Short exercise: Pick out the lines containing "JSON".

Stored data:
((
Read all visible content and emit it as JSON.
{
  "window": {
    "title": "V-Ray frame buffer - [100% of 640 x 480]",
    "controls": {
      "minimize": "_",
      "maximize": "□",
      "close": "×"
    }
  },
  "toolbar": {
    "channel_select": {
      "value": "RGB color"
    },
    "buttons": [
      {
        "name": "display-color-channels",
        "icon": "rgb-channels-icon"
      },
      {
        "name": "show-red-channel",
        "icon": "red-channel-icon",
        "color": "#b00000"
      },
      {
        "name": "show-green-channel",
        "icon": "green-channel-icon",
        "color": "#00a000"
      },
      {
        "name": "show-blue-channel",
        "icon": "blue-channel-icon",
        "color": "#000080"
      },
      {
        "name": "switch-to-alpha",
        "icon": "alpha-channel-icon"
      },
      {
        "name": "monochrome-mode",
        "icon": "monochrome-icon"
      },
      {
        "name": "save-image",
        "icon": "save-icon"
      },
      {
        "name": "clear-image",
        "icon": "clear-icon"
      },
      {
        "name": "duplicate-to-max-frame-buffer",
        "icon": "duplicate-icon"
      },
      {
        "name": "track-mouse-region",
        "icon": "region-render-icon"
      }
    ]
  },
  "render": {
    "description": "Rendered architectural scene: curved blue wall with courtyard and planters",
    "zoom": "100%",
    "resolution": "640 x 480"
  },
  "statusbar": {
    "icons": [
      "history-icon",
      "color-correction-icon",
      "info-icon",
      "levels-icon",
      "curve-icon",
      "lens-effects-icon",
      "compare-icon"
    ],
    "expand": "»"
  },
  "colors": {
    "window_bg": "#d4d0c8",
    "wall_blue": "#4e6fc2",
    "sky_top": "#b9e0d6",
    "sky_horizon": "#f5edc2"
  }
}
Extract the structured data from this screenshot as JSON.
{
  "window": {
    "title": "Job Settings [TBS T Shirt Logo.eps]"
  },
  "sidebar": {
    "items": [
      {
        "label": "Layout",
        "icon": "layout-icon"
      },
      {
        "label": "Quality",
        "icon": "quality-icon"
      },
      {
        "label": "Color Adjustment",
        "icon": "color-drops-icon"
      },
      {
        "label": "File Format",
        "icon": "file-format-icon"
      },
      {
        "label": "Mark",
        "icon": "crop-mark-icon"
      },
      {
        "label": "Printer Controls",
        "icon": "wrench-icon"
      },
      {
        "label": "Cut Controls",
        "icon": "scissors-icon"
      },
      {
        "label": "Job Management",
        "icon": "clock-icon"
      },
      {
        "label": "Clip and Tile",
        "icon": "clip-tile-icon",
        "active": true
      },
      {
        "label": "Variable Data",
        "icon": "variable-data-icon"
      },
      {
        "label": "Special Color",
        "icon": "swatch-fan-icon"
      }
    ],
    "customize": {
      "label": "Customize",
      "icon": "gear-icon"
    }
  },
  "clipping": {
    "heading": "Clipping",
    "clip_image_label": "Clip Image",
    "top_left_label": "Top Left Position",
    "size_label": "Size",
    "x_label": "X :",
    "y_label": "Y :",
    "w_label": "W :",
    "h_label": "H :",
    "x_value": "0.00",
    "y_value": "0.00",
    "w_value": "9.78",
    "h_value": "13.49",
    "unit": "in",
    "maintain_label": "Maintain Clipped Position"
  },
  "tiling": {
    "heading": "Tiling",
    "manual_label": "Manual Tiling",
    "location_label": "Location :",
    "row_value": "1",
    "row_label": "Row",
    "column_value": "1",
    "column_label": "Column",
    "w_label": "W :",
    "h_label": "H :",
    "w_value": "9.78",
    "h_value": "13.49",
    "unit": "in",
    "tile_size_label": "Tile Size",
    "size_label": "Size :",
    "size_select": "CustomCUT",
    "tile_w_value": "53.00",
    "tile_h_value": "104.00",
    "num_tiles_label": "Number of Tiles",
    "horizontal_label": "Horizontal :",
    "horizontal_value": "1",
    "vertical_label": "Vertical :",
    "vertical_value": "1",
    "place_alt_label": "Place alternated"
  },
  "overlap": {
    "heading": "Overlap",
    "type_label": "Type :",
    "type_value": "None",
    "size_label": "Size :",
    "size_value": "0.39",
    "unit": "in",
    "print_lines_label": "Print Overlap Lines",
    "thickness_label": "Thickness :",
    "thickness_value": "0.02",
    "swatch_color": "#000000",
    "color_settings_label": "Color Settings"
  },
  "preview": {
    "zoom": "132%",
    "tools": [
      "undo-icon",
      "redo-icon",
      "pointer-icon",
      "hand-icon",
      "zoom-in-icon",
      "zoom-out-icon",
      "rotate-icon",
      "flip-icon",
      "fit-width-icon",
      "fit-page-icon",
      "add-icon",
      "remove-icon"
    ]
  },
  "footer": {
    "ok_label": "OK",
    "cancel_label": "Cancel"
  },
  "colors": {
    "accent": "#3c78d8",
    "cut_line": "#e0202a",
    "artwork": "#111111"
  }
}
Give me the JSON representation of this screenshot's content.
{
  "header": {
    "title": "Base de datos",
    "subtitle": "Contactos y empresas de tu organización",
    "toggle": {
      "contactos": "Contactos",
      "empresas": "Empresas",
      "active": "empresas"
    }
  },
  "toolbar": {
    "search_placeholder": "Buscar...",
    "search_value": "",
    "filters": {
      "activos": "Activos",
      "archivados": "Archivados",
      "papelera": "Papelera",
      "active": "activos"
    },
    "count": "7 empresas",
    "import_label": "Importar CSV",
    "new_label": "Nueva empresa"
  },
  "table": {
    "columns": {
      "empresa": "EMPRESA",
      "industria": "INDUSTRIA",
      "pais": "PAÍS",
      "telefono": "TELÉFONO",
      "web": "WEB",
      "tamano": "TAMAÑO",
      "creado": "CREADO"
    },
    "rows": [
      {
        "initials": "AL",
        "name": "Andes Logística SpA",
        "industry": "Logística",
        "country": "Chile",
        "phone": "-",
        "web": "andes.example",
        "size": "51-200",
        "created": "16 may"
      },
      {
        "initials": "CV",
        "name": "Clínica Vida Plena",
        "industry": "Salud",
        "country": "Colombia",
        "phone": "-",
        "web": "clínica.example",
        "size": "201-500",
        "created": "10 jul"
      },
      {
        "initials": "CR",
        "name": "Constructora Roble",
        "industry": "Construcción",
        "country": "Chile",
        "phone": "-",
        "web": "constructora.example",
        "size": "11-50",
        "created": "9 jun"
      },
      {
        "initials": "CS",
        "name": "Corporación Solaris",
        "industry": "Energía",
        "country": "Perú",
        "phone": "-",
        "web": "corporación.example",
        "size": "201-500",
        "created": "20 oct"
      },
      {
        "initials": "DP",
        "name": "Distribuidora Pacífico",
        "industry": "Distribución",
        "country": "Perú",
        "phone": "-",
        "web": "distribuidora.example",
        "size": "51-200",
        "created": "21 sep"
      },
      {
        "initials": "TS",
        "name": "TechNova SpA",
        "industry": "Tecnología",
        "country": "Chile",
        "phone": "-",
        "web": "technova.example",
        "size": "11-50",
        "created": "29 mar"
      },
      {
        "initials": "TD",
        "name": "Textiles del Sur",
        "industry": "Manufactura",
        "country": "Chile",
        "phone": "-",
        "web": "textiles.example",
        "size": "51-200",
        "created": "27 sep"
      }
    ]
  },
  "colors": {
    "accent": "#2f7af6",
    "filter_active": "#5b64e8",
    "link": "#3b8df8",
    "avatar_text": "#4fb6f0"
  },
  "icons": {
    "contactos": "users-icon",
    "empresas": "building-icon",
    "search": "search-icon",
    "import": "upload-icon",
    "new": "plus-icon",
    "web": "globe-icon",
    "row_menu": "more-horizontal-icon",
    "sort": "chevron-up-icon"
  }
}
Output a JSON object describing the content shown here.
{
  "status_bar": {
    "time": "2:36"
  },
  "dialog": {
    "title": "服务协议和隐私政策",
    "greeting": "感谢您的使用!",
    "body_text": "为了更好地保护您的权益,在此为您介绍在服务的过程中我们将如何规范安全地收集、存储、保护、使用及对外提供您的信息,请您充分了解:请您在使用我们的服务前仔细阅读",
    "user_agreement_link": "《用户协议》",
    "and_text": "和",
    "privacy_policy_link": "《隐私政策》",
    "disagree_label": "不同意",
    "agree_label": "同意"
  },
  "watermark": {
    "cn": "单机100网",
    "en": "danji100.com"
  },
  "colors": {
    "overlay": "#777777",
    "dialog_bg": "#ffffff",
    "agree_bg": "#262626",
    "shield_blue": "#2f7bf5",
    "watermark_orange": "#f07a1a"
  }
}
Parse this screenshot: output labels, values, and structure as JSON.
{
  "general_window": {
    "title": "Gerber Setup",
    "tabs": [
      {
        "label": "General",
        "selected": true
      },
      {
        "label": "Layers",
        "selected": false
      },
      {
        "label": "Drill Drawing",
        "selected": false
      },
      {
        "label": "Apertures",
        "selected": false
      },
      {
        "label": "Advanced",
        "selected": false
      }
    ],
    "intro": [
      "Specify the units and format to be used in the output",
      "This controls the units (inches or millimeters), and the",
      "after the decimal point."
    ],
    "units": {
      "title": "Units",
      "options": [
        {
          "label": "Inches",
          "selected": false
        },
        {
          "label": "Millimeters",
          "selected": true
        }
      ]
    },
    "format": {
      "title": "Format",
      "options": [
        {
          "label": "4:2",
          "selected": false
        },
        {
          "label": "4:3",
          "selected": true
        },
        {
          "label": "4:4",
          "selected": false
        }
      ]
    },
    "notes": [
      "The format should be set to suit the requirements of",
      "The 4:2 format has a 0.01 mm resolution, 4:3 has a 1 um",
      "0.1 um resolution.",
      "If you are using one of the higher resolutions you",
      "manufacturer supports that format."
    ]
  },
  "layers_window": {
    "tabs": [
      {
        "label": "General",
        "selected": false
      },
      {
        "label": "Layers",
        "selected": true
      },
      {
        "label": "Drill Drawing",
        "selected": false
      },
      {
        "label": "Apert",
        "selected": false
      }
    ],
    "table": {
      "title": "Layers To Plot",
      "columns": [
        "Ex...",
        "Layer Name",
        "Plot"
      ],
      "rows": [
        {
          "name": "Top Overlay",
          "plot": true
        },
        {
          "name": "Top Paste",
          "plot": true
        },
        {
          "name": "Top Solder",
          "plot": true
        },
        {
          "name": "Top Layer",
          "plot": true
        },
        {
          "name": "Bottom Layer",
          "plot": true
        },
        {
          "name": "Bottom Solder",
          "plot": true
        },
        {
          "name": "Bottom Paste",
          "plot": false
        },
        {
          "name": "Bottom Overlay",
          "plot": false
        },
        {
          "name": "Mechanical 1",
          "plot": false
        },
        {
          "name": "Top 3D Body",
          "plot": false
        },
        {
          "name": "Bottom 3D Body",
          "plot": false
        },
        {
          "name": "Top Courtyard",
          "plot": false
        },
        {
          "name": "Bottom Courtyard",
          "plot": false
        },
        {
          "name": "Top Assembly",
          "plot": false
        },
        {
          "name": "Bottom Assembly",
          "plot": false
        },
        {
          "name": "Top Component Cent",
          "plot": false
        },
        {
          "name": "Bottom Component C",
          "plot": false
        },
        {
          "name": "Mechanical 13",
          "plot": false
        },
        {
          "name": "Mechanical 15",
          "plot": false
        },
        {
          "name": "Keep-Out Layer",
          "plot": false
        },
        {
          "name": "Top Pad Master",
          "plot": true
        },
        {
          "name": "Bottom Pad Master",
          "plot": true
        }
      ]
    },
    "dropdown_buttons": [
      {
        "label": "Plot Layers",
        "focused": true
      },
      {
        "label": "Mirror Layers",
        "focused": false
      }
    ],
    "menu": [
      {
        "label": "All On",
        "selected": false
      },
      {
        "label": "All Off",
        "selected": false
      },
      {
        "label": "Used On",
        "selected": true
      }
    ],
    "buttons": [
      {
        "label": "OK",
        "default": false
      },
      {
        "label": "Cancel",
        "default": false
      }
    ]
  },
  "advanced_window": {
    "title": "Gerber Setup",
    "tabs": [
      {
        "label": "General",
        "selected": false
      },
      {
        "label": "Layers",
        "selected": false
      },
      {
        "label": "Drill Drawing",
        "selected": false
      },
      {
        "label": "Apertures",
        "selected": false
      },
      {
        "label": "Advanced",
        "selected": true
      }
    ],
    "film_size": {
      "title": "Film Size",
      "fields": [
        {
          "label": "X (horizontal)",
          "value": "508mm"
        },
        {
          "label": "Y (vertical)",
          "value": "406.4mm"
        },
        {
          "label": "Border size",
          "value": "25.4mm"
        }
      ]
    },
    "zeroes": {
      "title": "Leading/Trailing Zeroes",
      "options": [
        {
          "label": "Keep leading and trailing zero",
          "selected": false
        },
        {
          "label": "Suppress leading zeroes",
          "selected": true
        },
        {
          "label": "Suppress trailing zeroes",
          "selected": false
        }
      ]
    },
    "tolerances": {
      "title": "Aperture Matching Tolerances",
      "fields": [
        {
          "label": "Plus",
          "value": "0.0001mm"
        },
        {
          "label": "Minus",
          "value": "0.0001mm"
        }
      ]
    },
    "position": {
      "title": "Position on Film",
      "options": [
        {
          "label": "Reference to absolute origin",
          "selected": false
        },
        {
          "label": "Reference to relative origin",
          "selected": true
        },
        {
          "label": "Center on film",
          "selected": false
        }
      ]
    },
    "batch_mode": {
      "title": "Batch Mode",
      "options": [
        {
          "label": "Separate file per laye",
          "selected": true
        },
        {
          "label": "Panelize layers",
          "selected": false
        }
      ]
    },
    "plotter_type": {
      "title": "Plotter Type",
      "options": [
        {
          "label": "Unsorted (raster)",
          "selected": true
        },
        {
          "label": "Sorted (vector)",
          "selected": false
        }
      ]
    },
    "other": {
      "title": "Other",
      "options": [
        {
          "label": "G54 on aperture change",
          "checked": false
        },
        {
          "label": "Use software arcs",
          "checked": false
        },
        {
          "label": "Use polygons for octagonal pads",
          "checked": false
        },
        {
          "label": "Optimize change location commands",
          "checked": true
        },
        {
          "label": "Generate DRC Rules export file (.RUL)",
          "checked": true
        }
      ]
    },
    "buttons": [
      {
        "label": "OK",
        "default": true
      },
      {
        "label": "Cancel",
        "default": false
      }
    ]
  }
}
))
The answer:
Read all visible content and emit it as JSON.
Extract the structured data from this screenshot as JSON.
Give me the JSON representation of this screenshot's content.
Output a JSON object describing the content shown here.
Parse this screenshot: output labels, values, and structure as JSON.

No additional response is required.